* begin Source data *
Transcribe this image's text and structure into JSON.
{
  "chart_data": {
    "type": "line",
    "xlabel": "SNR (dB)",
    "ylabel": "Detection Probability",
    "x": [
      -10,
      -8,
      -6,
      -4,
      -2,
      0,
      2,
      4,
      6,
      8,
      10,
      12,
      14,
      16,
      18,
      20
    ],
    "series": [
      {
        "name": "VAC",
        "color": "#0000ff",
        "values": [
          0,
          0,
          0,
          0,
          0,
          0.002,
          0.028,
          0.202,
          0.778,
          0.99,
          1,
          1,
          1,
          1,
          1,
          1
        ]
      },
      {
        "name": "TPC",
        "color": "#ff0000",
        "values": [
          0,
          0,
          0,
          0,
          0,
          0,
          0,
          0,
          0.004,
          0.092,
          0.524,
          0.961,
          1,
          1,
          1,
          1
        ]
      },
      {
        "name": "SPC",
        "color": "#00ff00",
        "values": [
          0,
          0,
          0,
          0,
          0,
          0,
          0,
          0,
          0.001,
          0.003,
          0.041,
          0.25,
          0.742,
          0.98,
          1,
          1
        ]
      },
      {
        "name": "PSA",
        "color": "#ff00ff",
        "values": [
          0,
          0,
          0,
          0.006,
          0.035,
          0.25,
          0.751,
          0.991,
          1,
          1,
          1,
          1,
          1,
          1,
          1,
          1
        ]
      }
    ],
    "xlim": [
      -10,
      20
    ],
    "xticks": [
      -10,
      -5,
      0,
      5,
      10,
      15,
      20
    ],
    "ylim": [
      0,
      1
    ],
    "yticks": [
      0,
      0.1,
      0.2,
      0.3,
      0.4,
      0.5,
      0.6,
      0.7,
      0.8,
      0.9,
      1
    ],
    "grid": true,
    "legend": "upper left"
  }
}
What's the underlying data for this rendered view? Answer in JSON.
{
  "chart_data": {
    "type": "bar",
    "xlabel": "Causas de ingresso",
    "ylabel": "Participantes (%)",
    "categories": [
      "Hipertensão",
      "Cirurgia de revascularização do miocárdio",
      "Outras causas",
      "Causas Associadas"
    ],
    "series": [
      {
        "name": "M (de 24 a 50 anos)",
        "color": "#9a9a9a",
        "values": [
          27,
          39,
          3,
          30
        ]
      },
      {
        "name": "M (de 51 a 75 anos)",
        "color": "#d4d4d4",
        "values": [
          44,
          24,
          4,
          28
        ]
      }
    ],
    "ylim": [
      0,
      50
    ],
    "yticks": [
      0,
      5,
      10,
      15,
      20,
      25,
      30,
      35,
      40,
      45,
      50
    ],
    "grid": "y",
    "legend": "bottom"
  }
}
* end Source data *
Stated exercise:
Take the entries above and transcribe them exactly.

Exercise response:
Transcribe this image's text and structure into JSON.
{
  "chart_data": {
    "type": "line",
    "xlabel": "SNR (dB)",
    "ylabel": "Detection Probability",
    "x": [
      -10,
      -8,
      -6,
      -4,
      -2,
      0,
      2,
      4,
      6,
      8,
      10,
      12,
      14,
      16,
      18,
      20
    ],
    "series": [
      {
        "name": "VAC",
        "color": "#0000ff",
        "values": [
          0,
          0,
          0,
          0,
          0,
          0.002,
          0.028,
          0.202,
          0.778,
          0.99,
          1,
          1,
          1,
          1,
          1,
          1
        ]
      },
      {
        "name": "TPC",
        "color": "#ff0000",
        "values": [
          0,
          0,
          0,
          0,
          0,
          0,
          0,
          0,
          0.004,
          0.092,
          0.524,
          0.961,
          1,
          1,
          1,
          1
        ]
      },
      {
        "name": "SPC",
        "color": "#00ff00",
        "values": [
          0,
          0,
          0,
          0,
          0,
          0,
          0,
          0,
          0.001,
          0.003,
          0.041,
          0.25,
          0.742,
          0.98,
          1,
          1
        ]
      },
      {
        "name": "PSA",
        "color": "#ff00ff",
        "values": [
          0,
          0,
          0,
          0.006,
          0.035,
          0.25,
          0.751,
          0.991,
          1,
          1,
          1,
          1,
          1,
          1,
          1,
          1
        ]
      }
    ],
    "xlim": [
      -10,
      20
    ],
    "xticks": [
      -10,
      -5,
      0,
      5,
      10,
      15,
      20
    ],
    "ylim": [
      0,
      1
    ],
    "yticks": [
      0,
      0.1,
      0.2,
      0.3,
      0.4,
      0.5,
      0.6,
      0.7,
      0.8,
      0.9,
      1
    ],
    "grid": true,
    "legend": "upper left"
  }
}
What's the underlying data for this rendered view? Answer in JSON.
{
  "chart_data": {
    "type": "bar",
    "xlabel": "Causas de ingresso",
    "ylabel": "Participantes (%)",
    "categories": [
      "Hipertensão",
      "Cirurgia de revascularização do miocárdio",
      "Outras causas",
      "Causas Associadas"
    ],
    "series": [
      {
        "name": "M (de 24 a 50 anos)",
        "color": "#9a9a9a",
        "values": [
          27,
          39,
          3,
          30
        ]
      },
      {
        "name": "M (de 51 a 75 anos)",
        "color": "#d4d4d4",
        "values": [
          44,
          24,
          4,
          28
        ]
      }
    ],
    "ylim": [
      0,
      50
    ],
    "yticks": [
      0,
      5,
      10,
      15,
      20,
      25,
      30,
      35,
      40,
      45,
      50
    ],
    "grid": "y",
    "legend": "bottom"
  }
}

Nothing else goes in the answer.